— start Excerpted text —

References and Credits¶

Blue-Tap builds on decades of Bluetooth security research. This page credits the researchers, papers, and tools that inform Blue-Tap's detection and exploitation capabilities.

Citing Blue-Tap¶

If you use Blue-Tap in academic research, security assessments, or publications, please cite it as follows:

BibTeX¶

@software{bluetap2026,
  author       = {Ballikonda, Santhosh},
  title        = {{Blue-Tap}: Bluetooth/BLE Penetration Testing Toolkit for Automotive IVI Systems},
  version      = {2.6.2},
  year         = {2026},
  url          = {https://github.com/Indspl0it/blue-tap},
  license      = {GPL-3.0-or-later},
  note         = {101 modules, 25 CVE detections, 16-protocol fuzzer with DarkFirmware support}
}

Plain Text¶

Santhosh Ballikonda. Blue-Tap: Bluetooth/BLE Penetration Testing Toolkit for Automotive IVI Systems, v2.6.2, 2026. Available at: https://github.com/Indspl0it/blue-tap

IEEE Style¶

S. Ballikonda, "Blue-Tap: Bluetooth/BLE Penetration Testing Toolkit for Automotive IVI Systems," version 2.6.2, 2026. [Online]. Available: https://github.com/Indspl0it/blue-tap

Researcher Credits¶

The vulnerabilities detected and exploited by Blue-Tap were discovered by security researchers across industry and academia. Blue-Tap implements detection logic and proof-of-concept techniques based on their published work.

BlueBorne (2017)¶

Researchers: Ben Seri, Gregory Vishnepolsky (Armis Labs)

CVEs: CVE-2017-0781, CVE-2017-0782, CVE-2017-0783, CVE-2017-0785, CVE-2017-13258, CVE-2017-13260, CVE-2017-13261, CVE-2017-13262

Impact: First set of Bluetooth vulnerabilities demonstrating full remote code execution over the air with zero user interaction. Affected Android, Linux, Windows, and iOS. The BNEP and SDP attack vectors showed that Bluetooth's pre-authentication attack surface was far larger than previously understood.

Publications:

B. Seri and G. Vishnepolsky, "BlueBorne: A New Airborne Attack Vector," Armis Labs, Technical Report, Sep. 2017.
B. Seri and G. Vishnepolsky, "The Dangers of Bluetooth Implementations: Unveiling Zero Day Vulnerabilities and Security Flaws in Modern Bluetooth Stacks," Armis Labs, White Paper, 2017.

— end Excerpted text —

- [Directives]
[a] In the references and credits page, which researchers are credited with BlueBorne?
[b] Write out the stretch of the references and credits page from "Researchers: Ben Seri, Gregory" through "White Paper, 2017.".

— start Data excerpts —

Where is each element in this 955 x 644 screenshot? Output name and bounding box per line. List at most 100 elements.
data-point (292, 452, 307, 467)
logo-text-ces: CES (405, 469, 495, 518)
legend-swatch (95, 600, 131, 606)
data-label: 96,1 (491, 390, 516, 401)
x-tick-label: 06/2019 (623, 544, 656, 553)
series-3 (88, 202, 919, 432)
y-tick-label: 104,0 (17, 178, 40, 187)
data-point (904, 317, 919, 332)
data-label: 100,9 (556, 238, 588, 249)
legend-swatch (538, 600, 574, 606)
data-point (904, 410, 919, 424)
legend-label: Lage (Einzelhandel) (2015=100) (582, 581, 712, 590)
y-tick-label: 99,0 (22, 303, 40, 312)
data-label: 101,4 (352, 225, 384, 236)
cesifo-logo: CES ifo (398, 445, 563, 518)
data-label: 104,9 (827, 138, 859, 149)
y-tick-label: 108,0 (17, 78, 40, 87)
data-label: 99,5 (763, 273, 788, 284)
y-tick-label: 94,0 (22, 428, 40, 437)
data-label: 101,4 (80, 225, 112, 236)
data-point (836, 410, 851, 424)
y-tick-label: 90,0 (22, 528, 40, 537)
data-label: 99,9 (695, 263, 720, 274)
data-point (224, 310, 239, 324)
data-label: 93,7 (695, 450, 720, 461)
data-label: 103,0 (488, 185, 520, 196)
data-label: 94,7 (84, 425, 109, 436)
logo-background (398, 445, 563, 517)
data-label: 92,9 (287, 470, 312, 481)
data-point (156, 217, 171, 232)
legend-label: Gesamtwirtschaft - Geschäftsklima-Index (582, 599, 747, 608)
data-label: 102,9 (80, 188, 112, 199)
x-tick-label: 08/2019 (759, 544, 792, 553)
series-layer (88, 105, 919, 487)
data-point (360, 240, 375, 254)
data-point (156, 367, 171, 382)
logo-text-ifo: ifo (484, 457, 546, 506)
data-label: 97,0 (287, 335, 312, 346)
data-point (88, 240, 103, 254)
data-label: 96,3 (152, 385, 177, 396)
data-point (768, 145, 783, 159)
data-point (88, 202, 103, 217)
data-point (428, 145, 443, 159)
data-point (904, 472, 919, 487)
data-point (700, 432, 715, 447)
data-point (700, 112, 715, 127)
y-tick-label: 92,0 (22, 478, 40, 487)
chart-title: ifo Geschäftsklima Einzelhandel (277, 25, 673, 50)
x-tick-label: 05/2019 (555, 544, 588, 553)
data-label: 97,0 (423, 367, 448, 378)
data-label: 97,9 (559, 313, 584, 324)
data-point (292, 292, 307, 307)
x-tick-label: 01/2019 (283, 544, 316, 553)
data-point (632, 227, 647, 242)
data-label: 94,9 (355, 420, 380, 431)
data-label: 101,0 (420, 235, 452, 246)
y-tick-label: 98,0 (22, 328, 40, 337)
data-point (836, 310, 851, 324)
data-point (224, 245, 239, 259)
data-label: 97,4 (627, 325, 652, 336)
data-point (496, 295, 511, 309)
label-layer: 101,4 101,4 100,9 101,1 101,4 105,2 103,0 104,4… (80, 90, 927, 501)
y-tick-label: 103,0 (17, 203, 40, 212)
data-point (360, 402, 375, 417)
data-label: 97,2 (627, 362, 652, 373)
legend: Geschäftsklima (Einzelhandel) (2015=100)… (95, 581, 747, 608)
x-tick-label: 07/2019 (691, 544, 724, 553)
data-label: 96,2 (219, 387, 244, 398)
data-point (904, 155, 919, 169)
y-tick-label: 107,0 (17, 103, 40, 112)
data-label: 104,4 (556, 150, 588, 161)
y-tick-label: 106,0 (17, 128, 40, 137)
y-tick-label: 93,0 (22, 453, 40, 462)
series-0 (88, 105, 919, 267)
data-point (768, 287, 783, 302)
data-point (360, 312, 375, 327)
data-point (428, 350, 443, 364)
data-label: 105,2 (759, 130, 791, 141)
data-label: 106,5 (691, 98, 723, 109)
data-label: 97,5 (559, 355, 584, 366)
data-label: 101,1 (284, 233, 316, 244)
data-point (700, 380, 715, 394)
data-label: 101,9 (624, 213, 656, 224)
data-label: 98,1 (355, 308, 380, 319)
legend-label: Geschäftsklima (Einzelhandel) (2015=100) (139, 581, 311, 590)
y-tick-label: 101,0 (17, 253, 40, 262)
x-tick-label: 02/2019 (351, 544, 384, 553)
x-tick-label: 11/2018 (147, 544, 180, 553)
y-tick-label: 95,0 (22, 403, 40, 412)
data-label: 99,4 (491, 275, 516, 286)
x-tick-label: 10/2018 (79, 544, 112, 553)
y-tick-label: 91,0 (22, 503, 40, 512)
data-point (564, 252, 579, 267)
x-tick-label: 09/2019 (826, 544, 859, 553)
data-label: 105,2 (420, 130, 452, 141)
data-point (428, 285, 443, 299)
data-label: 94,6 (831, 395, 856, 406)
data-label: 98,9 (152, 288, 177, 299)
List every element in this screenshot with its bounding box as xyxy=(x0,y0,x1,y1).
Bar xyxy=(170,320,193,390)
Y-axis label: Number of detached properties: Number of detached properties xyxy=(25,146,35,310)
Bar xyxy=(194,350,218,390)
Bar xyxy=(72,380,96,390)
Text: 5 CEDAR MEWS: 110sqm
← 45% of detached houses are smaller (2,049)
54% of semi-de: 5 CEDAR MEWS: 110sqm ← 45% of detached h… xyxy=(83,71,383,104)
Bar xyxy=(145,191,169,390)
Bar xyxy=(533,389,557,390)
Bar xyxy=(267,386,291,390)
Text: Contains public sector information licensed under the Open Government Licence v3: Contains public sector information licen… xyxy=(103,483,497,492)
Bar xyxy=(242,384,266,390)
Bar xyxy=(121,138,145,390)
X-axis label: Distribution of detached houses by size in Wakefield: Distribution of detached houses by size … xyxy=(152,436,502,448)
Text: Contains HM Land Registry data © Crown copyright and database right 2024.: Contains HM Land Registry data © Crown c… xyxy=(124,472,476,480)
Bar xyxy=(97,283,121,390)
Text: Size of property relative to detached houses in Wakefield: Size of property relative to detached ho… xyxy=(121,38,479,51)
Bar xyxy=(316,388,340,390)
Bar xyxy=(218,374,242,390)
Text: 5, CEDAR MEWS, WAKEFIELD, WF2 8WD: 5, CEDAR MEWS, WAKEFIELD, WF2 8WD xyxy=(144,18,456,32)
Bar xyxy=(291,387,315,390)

— end Data excerpts —

- [Exercise solutions]
[a] Ben Seri and Gregory Vishnepolsky of Armis Labs.

[b]
Researchers: Ben Seri, Gregory Vishnepolsky (Armis Labs)

CVEs: CVE-2017-0781, CVE-2017-0782, CVE-2017-0783, CVE-2017-0785, CVE-2017-13258, CVE-2017-13260, CVE-2017-13261, CVE-2017-13262

Impact: First set of Bluetooth vulnerabilities demonstrating full remote code execution over the air with zero user interaction. Affected Android, Linux, Windows, and iOS. The BNEP and SDP attack vectors showed that Bluetooth's pre-authentication attack surface was far larger than previously understood.

Publications:

B. Seri and G. Vishnepolsky, "BlueBorne: A New Airborne Attack Vector," Armis Labs, Technical Report, Sep. 2017.
B. Seri and G. Vishnepolsky, "The Dangers of Bluetooth Implementations: Unveiling Zero Day Vulnerabilities and Security Flaws in Modern Bluetooth Stacks," Armis Labs, White Paper, 2017.